Task statement →
Return the material word for word. Do not include pictures.

Records to process →
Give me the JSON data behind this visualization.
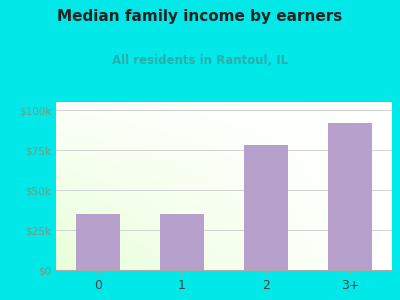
{
  "title": "Median family income by earners",
  "subtitle": "All residents in Rantoul, IL",
  "categories": [
    "0",
    "1",
    "2",
    "3+"
  ],
  "values": [
    35000,
    35000,
    78000,
    92000
  ],
  "bar_color": "#b8a0cc",
  "title_color": "#222222",
  "subtitle_color": "#2aadad",
  "background_color": "#00e8e8",
  "yticks": [
    0,
    25000,
    50000,
    75000,
    100000
  ],
  "ytick_labels": [
    "$0",
    "$25k",
    "$50k",
    "$75k",
    "$100k"
  ],
  "ylim": [
    0,
    105000
  ],
  "tick_color": "#7a9a7a"
}
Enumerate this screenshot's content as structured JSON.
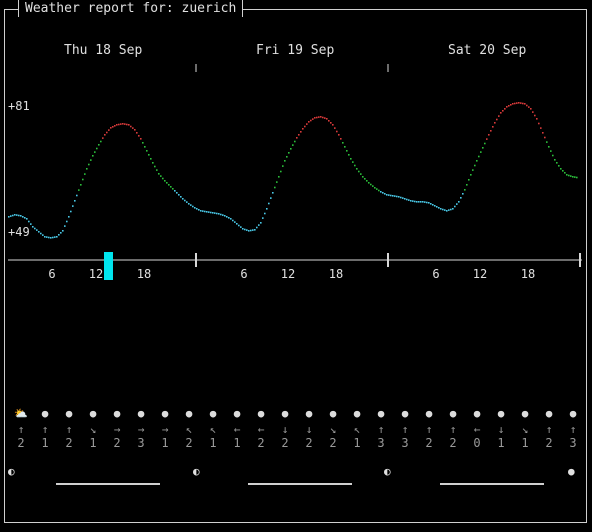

Solution to this problem →
Give me the JSON data behind this visualization.
{
  "title": "Median family income by earners",
  "subtitle": "All residents in Rantoul, IL",
  "categories": [
    "0",
    "1",
    "2",
    "3+"
  ],
  "values": [
    35000,
    35000,
    78000,
    92000
  ],
  "bar_color": "#b8a0cc",
  "title_color": "#222222",
  "subtitle_color": "#2aadad",
  "background_color": "#00e8e8",
  "yticks": [
    0,
    25000,
    50000,
    75000,
    100000
  ],
  "ytick_labels": [
    "$0",
    "$25k",
    "$50k",
    "$75k",
    "$100k"
  ],
  "ylim": [
    0,
    105000
  ],
  "tick_color": "#7a9a7a"
}
Enumerate this screenshot's content as structured JSON.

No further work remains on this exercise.